======== Material for this exercise ========

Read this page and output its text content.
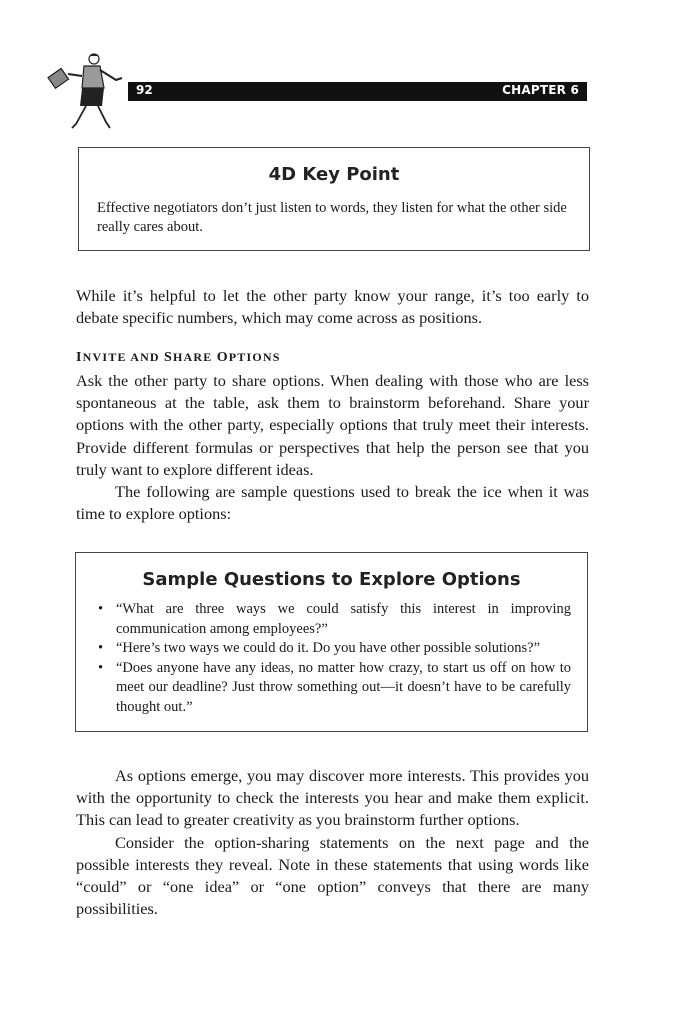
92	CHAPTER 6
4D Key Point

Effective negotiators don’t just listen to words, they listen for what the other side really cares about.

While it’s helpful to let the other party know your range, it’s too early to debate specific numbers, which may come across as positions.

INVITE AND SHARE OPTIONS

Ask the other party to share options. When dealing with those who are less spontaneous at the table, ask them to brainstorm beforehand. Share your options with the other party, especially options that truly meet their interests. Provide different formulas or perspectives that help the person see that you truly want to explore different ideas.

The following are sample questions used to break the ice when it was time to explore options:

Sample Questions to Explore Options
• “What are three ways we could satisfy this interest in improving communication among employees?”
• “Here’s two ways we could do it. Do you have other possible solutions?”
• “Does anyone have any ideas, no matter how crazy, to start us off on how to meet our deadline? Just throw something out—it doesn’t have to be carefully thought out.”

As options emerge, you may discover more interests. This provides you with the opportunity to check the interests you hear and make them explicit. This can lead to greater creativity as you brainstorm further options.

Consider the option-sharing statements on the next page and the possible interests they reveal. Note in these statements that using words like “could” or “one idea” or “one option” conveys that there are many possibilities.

========

_Task requirements:_
Exactly as written, return every line of the listing, but not the pictures.

_Response:_
Read this page and output its text content.
92	CHAPTER 6
4D Key Point

Effective negotiators don’t just listen to words, they listen for what the other side really cares about.

While it’s helpful to let the other party know your range, it’s too early to debate specific numbers, which may come across as positions.

INVITE AND SHARE OPTIONS

Ask the other party to share options. When dealing with those who are less spontaneous at the table, ask them to brainstorm beforehand. Share your options with the other party, especially options that truly meet their interests. Provide different formulas or perspectives that help the person see that you truly want to explore different ideas.

The following are sample questions used to break the ice when it was time to explore options:

Sample Questions to Explore Options
• “What are three ways we could satisfy this interest in improving communication among employees?”
• “Here’s two ways we could do it. Do you have other possible solutions?”
• “Does anyone have any ideas, no matter how crazy, to start us off on how to meet our deadline? Just throw something out—it doesn’t have to be carefully thought out.”

As options emerge, you may discover more interests. This provides you with the opportunity to check the interests you hear and make them explicit. This can lead to greater creativity as you brainstorm further options.

Consider the option-sharing statements on the next page and the possible interests they reveal. Note in these statements that using words like “could” or “one idea” or “one option” conveys that there are many possibilities.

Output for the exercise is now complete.